━━━ Source passage ━━━
# Bargain Book Finds (2018) -- no self promotion, please



## Ann in Arlington (Oct 27, 2008)

Post your found bargain* books here.

(Link to the 2017 thread: http://www.kboards.com/index.php/topic,245940.0.html)

This thread is for all to post their Bargain book finds, no self-promotion please**. Please do not link through other sites -- use KBoards affiliate or generic Amazon links.

We generally try to keep this thread on topic with book posts only, off-topic posts will be "pruned"! This helps people who check the thread whenever they see the "new post" indicator or who have the thread set up for "notify." Thanks for your consideration!

If you have a book of your own to promote, you may start a thread all your own in the Book Bazaar to promote your book, to post news and to talk to your fans! Please do not post here or ask someone to do so on your behalf. You may post in the bargain book threads open to authors, found here:
I'd Buy That Book for a Buck
Bargain Books Under $3
(These links may also be found in the Book Bazaar Threadipedia & FAQ sticky thread.) Of course, you may also list the book in your Avatar and signature. Thanks!

Tip: typing the title of the book in the post as well as adding the image will help people searching for the book!

Betsy & Ann
Book Bazaar Moderators

*'bargain' generally means under $5 (inside US - price may vary in other countries) . . .but, buyer beware: prices can change without notice so look before you click!

**"Self-promotion" includes books that the poster has a vested self-interest in--books by friends and family or books that the member is posting on behalf of the author, to include paid or unpaid promotion.


----------



## The Hooded Claw (Oct 12, 2009)

$1.99 each


----------



## The Hooded Claw (Oct 12, 2009)

$2.99


----------



## CS (Nov 3, 2008)

*$1.99


Salvation in Death (In Death, Book 27)*


----------



## Andra (Nov 19, 2008)
━━━ Extracted data ━━━
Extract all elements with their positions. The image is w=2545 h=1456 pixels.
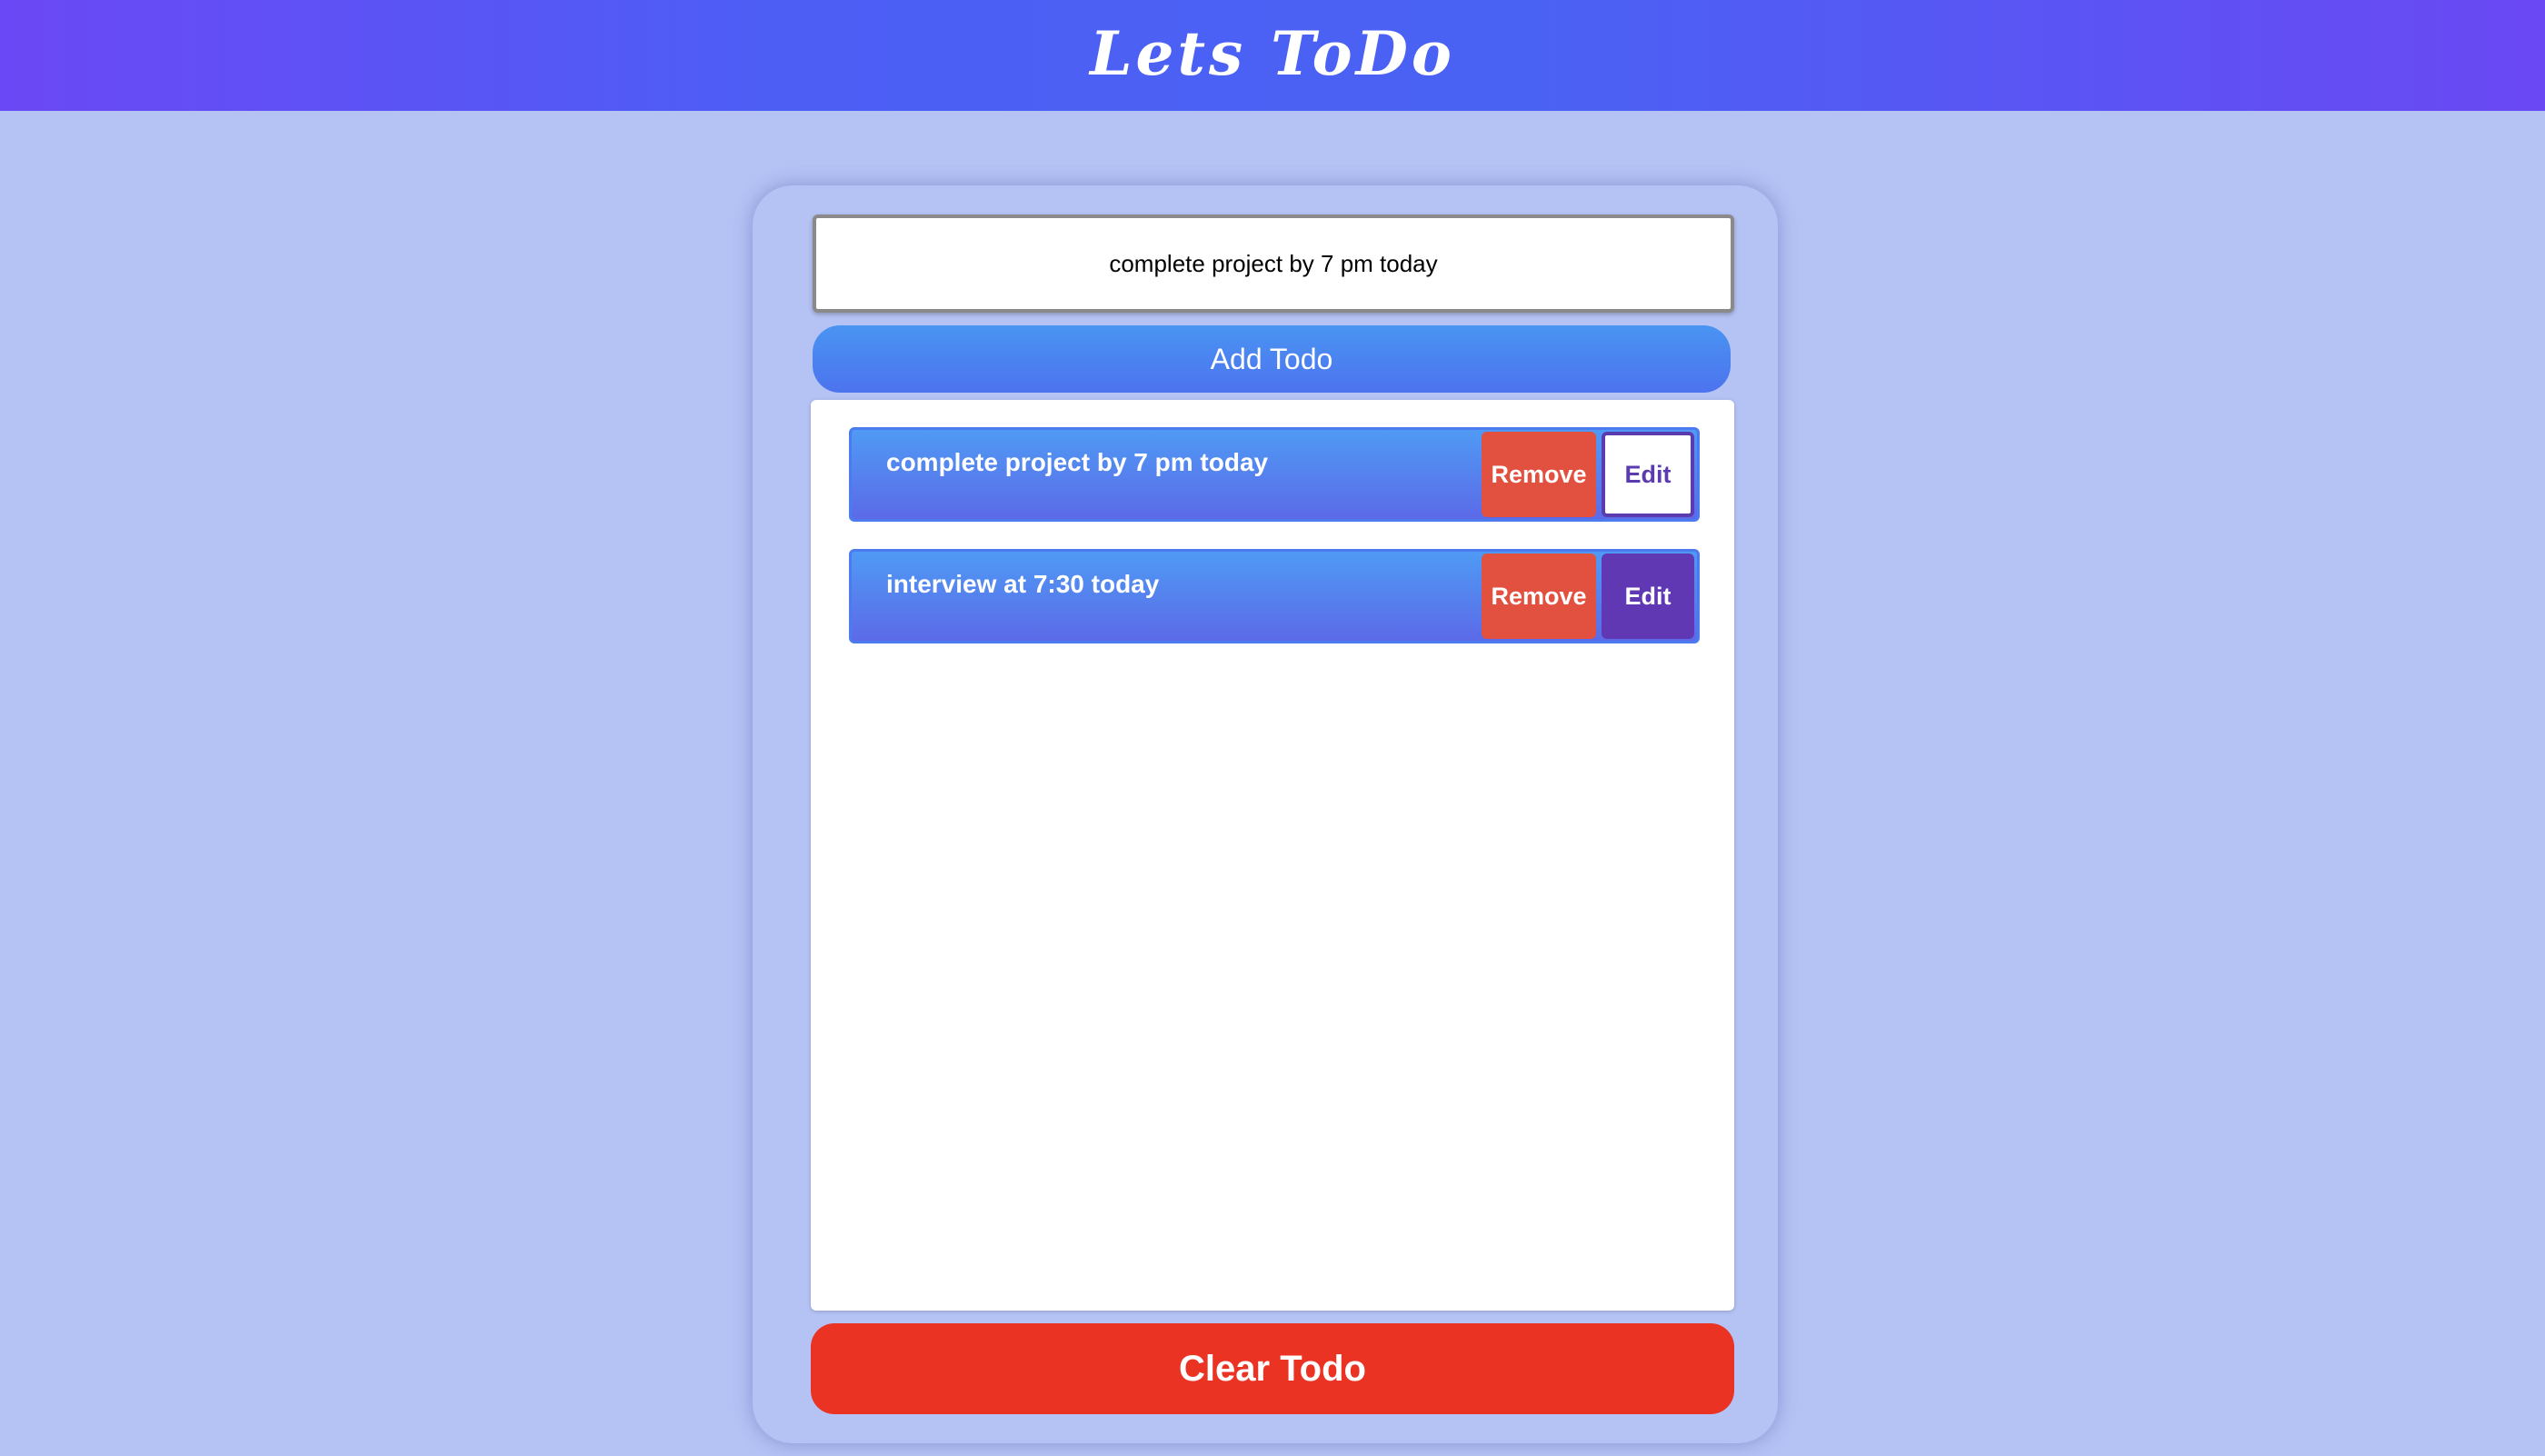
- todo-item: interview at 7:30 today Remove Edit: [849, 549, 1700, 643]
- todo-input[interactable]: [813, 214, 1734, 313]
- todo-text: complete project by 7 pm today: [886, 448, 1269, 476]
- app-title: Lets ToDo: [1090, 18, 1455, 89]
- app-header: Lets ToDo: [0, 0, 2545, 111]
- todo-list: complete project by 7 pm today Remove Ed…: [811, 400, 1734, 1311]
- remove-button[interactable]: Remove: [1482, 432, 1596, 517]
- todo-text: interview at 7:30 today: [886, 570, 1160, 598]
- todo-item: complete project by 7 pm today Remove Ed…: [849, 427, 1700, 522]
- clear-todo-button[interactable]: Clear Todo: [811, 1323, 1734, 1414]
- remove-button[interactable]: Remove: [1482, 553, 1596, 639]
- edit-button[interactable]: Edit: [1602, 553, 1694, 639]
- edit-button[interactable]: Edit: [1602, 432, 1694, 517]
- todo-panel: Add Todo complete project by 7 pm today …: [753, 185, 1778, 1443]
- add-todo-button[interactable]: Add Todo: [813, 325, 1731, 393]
━━━
#### Task requirements
[1] Decide whether each statement agrees with the bargain book thread. Answer yes or no, and quote the words of the thread that decide it.
(a) In the thread, "bargain" generally means a price under $5 inside the US.
(b) Authors may post their own books in this thread.
(c) Books written by a poster's friends and family do not count as self-promotion.
[2] Use the bargain book thread to answer these questions:
(a) Which kinds of links should posters use instead of linking through other sites?
(b) Who signed the opening post, and in what role?
(c) Which book did CS post, and at what price?
[3] List every distinct poster name that appears in a post header in the bargain book thread.
The region boundary data have no connection to the bargain book thread.

#### Results of the exercise
[1]
(a) Yes: "'bargain' generally means under $5 (inside US - price may vary in other countries)"
(b) No: "Please do not post here or ask someone to do so on your behalf."
(c) No: "books that the poster has a vested self-interest in--books by friends and family"

[2]
(a) KBoards affiliate links or generic Amazon links.
(b) Betsy & Ann signed it as Book Bazaar Moderators.
(c) Salvation in Death (In Death, Book 27), at $1.99.

[3]
Ann in Arlington
The Hooded Claw
CS
Andra